Records supplied:
============================================================

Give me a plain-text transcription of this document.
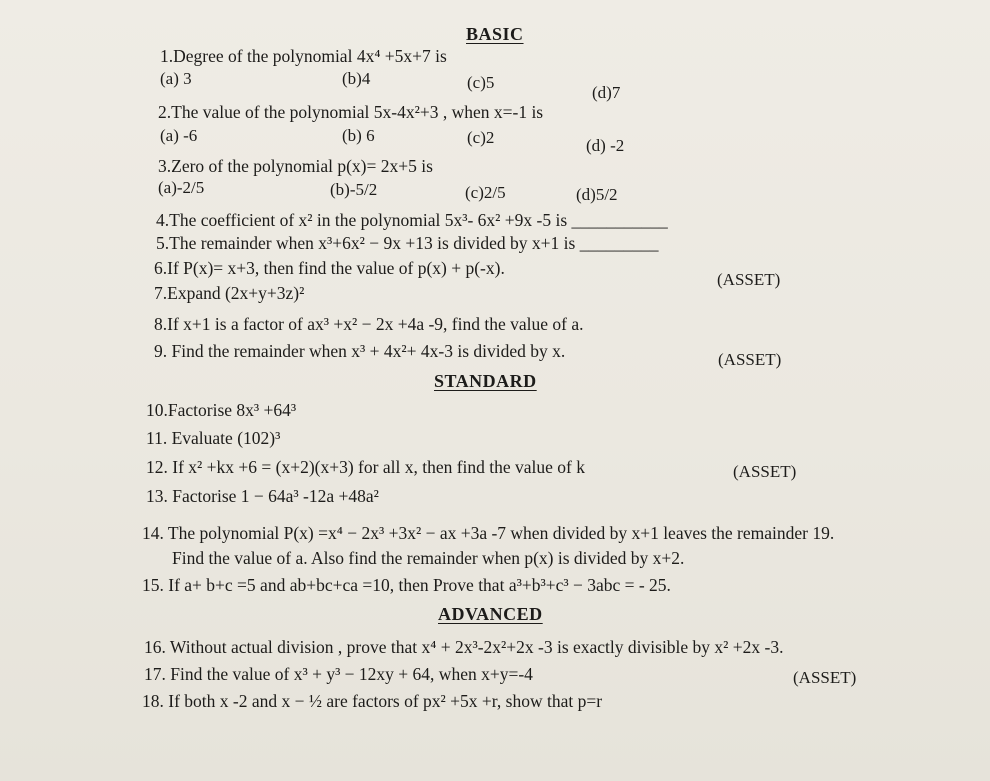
BASIC
1.Degree of the polynomial 4x⁴ +5x+7 is
(a) 3	(b)4	(c)5
(d)7
2.The value of the polynomial 5x-4x²+3 , when x=-1 is
(a) -6	(b) 6	(c)2	(d) -2
3.Zero of the polynomial p(x)= 2x+5 is
(a)-2/5	(b)-5/2	(c)2/5	(d)5/2
4.The coefficient of x² in the polynomial 5x³- 6x² +9x -5 is ___________
5.The remainder when x³+6x² − 9x +13 is divided by x+1 is _________
6.If P(x)= x+3, then find the value of p(x) + p(-x).
(ASSET)
7.Expand (2x+y+3z)²
8.If x+1 is a factor of ax³ +x² − 2x +4a -9, find the value of a.
9. Find the remainder when x³ + 4x²+ 4x-3 is divided by x.	(ASSET)
STANDARD
10.Factorise 8x³ +64³
11. Evaluate (102)³
12. If x² +kx +6 = (x+2)(x+3) for all x, then find the value of k	(ASSET)
13. Factorise 1 − 64a³ -12a +48a²
14. The polynomial P(x) =x⁴ − 2x³ +3x² − ax +3a -7 when divided by x+1 leaves the remainder 19.
Find the value of a. Also find the remainder when p(x) is divided by x+2.
15. If a+ b+c =5 and ab+bc+ca =10, then Prove that a³+b³+c³ − 3abc = - 25.
ADVANCED
16. Without actual division , prove that x⁴ + 2x³-2x²+2x -3 is exactly divisible by x² +2x -3.
17. Find the value of x³ + y³ − 12xy + 64, when x+y=-4	(ASSET)
18. If both x -2 and x − ½ are factors of px² +5x +r, show that p=r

============================================================

Task details: Transcribe the records above verbatim. Do not carry over any picture.

Output below:
Give me a plain-text transcription of this document.
BASIC
1.Degree of the polynomial 4x⁴ +5x+7 is
(a) 3	(b)4	(c)5
(d)7
2.The value of the polynomial 5x-4x²+3 , when x=-1 is
(a) -6	(b) 6	(c)2	(d) -2
3.Zero of the polynomial p(x)= 2x+5 is
(a)-2/5	(b)-5/2	(c)2/5	(d)5/2
4.The coefficient of x² in the polynomial 5x³- 6x² +9x -5 is ___________
5.The remainder when x³+6x² − 9x +13 is divided by x+1 is _________
6.If P(x)= x+3, then find the value of p(x) + p(-x).
(ASSET)
7.Expand (2x+y+3z)²
8.If x+1 is a factor of ax³ +x² − 2x +4a -9, find the value of a.
9. Find the remainder when x³ + 4x²+ 4x-3 is divided by x.	(ASSET)
STANDARD
10.Factorise 8x³ +64³
11. Evaluate (102)³
12. If x² +kx +6 = (x+2)(x+3) for all x, then find the value of k	(ASSET)
13. Factorise 1 − 64a³ -12a +48a²
14. The polynomial P(x) =x⁴ − 2x³ +3x² − ax +3a -7 when divided by x+1 leaves the remainder 19.
Find the value of a. Also find the remainder when p(x) is divided by x+2.
15. If a+ b+c =5 and ab+bc+ca =10, then Prove that a³+b³+c³ − 3abc = - 25.
ADVANCED
16. Without actual division , prove that x⁴ + 2x³-2x²+2x -3 is exactly divisible by x² +2x -3.
17. Find the value of x³ + y³ − 12xy + 64, when x+y=-4	(ASSET)
18. If both x -2 and x − ½ are factors of px² +5x +r, show that p=r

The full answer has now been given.